> _Given exercise_
Write the material out again in full, exactly.

> _Exercise materials_

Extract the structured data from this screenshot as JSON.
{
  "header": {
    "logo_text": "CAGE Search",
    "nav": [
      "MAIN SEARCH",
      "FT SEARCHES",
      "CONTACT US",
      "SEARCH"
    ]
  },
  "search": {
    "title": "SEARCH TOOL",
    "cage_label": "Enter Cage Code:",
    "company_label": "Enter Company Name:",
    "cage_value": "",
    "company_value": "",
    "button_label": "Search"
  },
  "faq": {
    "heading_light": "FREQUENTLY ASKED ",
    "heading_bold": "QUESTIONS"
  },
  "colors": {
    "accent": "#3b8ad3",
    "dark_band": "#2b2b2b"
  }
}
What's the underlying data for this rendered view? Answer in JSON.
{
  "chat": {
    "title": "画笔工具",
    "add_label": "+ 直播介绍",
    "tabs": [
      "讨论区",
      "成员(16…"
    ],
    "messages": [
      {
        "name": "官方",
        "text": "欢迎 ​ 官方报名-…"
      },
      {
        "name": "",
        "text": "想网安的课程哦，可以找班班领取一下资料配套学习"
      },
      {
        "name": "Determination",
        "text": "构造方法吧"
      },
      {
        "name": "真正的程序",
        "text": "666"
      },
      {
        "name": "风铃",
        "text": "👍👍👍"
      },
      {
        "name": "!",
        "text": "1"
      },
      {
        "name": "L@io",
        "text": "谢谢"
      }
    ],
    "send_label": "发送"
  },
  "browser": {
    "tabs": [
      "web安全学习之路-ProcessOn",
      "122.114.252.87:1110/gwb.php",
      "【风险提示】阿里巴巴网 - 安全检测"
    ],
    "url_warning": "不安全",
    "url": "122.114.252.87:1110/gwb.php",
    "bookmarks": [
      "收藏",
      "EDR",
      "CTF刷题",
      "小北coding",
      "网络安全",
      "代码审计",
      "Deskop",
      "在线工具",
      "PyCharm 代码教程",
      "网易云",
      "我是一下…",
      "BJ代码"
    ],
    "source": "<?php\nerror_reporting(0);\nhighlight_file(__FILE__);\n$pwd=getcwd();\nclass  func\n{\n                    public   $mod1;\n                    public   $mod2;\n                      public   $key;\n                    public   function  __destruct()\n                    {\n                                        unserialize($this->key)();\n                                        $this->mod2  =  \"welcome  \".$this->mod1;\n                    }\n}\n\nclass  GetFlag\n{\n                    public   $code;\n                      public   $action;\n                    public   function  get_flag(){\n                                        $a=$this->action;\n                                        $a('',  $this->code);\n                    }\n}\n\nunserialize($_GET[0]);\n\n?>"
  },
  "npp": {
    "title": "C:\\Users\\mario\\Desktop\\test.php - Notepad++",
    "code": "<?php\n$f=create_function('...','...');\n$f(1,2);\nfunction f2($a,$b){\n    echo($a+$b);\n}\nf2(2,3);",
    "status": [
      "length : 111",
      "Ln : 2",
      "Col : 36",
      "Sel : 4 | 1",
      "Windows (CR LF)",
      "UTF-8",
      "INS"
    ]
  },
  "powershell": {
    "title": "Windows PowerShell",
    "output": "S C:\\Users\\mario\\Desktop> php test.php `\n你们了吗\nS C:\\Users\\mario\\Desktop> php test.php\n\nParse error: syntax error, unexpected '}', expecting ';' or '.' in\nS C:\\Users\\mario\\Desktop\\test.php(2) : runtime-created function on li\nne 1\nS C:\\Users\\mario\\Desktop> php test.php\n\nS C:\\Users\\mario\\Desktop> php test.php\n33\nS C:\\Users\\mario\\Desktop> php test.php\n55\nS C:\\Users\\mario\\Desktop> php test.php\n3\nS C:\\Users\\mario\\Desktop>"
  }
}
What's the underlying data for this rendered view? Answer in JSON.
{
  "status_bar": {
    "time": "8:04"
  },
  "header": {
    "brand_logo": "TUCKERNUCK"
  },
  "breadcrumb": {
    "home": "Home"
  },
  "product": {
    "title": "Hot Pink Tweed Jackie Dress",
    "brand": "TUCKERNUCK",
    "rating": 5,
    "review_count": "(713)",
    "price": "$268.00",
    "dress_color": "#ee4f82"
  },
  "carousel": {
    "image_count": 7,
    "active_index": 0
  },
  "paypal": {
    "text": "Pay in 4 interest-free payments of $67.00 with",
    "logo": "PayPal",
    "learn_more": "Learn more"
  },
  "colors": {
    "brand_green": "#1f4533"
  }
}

> _Right answer_
Extract the structured data from this screenshot as JSON.
{
  "header": {
    "logo_text": "CAGE Search",
    "nav": [
      "MAIN SEARCH",
      "FT SEARCHES",
      "CONTACT US",
      "SEARCH"
    ]
  },
  "search": {
    "title": "SEARCH TOOL",
    "cage_label": "Enter Cage Code:",
    "company_label": "Enter Company Name:",
    "cage_value": "",
    "company_value": "",
    "button_label": "Search"
  },
  "faq": {
    "heading_light": "FREQUENTLY ASKED ",
    "heading_bold": "QUESTIONS"
  },
  "colors": {
    "accent": "#3b8ad3",
    "dark_band": "#2b2b2b"
  }
}
What's the underlying data for this rendered view? Answer in JSON.
{
  "chat": {
    "title": "画笔工具",
    "add_label": "+ 直播介绍",
    "tabs": [
      "讨论区",
      "成员(16…"
    ],
    "messages": [
      {
        "name": "官方",
        "text": "欢迎 ​ 官方报名-…"
      },
      {
        "name": "",
        "text": "想网安的课程哦，可以找班班领取一下资料配套学习"
      },
      {
        "name": "Determination",
        "text": "构造方法吧"
      },
      {
        "name": "真正的程序",
        "text": "666"
      },
      {
        "name": "风铃",
        "text": "👍👍👍"
      },
      {
        "name": "!",
        "text": "1"
      },
      {
        "name": "L@io",
        "text": "谢谢"
      }
    ],
    "send_label": "发送"
  },
  "browser": {
    "tabs": [
      "web安全学习之路-ProcessOn",
      "122.114.252.87:1110/gwb.php",
      "【风险提示】阿里巴巴网 - 安全检测"
    ],
    "url_warning": "不安全",
    "url": "122.114.252.87:1110/gwb.php",
    "bookmarks": [
      "收藏",
      "EDR",
      "CTF刷题",
      "小北coding",
      "网络安全",
      "代码审计",
      "Deskop",
      "在线工具",
      "PyCharm 代码教程",
      "网易云",
      "我是一下…",
      "BJ代码"
    ],
    "source": "<?php\nerror_reporting(0);\nhighlight_file(__FILE__);\n$pwd=getcwd();\nclass  func\n{\n                    public   $mod1;\n                    public   $mod2;\n                      public   $key;\n                    public   function  __destruct()\n                    {\n                                        unserialize($this->key)();\n                                        $this->mod2  =  \"welcome  \".$this->mod1;\n                    }\n}\n\nclass  GetFlag\n{\n                    public   $code;\n                      public   $action;\n                    public   function  get_flag(){\n                                        $a=$this->action;\n                                        $a('',  $this->code);\n                    }\n}\n\nunserialize($_GET[0]);\n\n?>"
  },
  "npp": {
    "title": "C:\\Users\\mario\\Desktop\\test.php - Notepad++",
    "code": "<?php\n$f=create_function('...','...');\n$f(1,2);\nfunction f2($a,$b){\n    echo($a+$b);\n}\nf2(2,3);",
    "status": [
      "length : 111",
      "Ln : 2",
      "Col : 36",
      "Sel : 4 | 1",
      "Windows (CR LF)",
      "UTF-8",
      "INS"
    ]
  },
  "powershell": {
    "title": "Windows PowerShell",
    "output": "S C:\\Users\\mario\\Desktop> php test.php `\n你们了吗\nS C:\\Users\\mario\\Desktop> php test.php\n\nParse error: syntax error, unexpected '}', expecting ';' or '.' in\nS C:\\Users\\mario\\Desktop\\test.php(2) : runtime-created function on li\nne 1\nS C:\\Users\\mario\\Desktop> php test.php\n\nS C:\\Users\\mario\\Desktop> php test.php\n33\nS C:\\Users\\mario\\Desktop> php test.php\n55\nS C:\\Users\\mario\\Desktop> php test.php\n3\nS C:\\Users\\mario\\Desktop>"
  }
}
What's the underlying data for this rendered view? Answer in JSON.
{
  "status_bar": {
    "time": "8:04"
  },
  "header": {
    "brand_logo": "TUCKERNUCK"
  },
  "breadcrumb": {
    "home": "Home"
  },
  "product": {
    "title": "Hot Pink Tweed Jackie Dress",
    "brand": "TUCKERNUCK",
    "rating": 5,
    "review_count": "(713)",
    "price": "$268.00",
    "dress_color": "#ee4f82"
  },
  "carousel": {
    "image_count": 7,
    "active_index": 0
  },
  "paypal": {
    "text": "Pay in 4 interest-free payments of $67.00 with",
    "logo": "PayPal",
    "learn_more": "Learn more"
  },
  "colors": {
    "brand_green": "#1f4533"
  }
}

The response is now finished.